● Task to carry out:
Identify and reproduce every line holding the string "Answer".

:: Task material

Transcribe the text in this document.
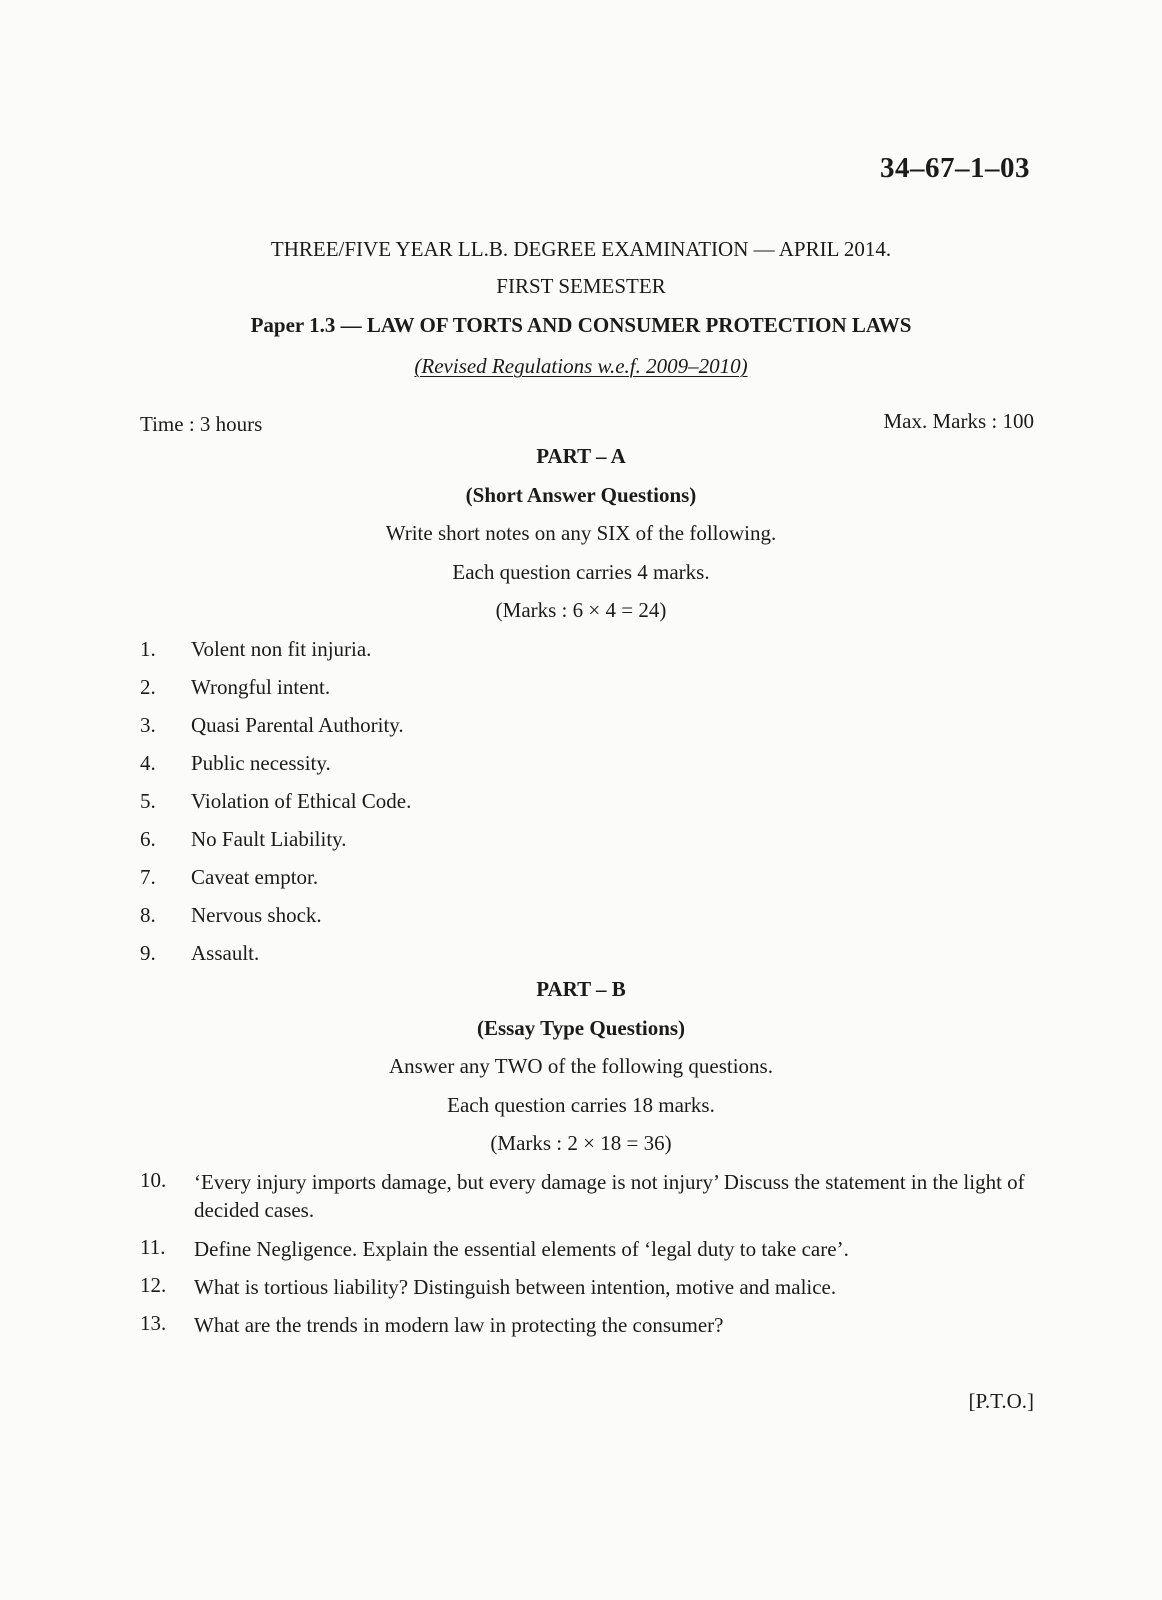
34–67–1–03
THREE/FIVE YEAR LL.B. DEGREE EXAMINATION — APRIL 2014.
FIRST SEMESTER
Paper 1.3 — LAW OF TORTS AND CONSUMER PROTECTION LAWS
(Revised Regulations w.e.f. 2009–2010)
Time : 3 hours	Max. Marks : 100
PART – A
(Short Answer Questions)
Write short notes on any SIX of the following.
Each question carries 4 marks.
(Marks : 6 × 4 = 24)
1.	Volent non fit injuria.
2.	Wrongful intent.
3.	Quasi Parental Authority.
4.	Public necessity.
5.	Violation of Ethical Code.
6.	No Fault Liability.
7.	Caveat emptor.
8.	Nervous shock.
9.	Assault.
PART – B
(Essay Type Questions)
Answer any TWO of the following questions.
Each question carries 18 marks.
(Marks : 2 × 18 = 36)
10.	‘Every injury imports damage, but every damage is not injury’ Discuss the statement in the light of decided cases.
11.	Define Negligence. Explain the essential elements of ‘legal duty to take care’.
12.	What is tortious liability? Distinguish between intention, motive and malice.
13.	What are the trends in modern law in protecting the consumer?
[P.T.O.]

::::

● Output:
(Short Answer Questions)
Answer any TWO of the following questions.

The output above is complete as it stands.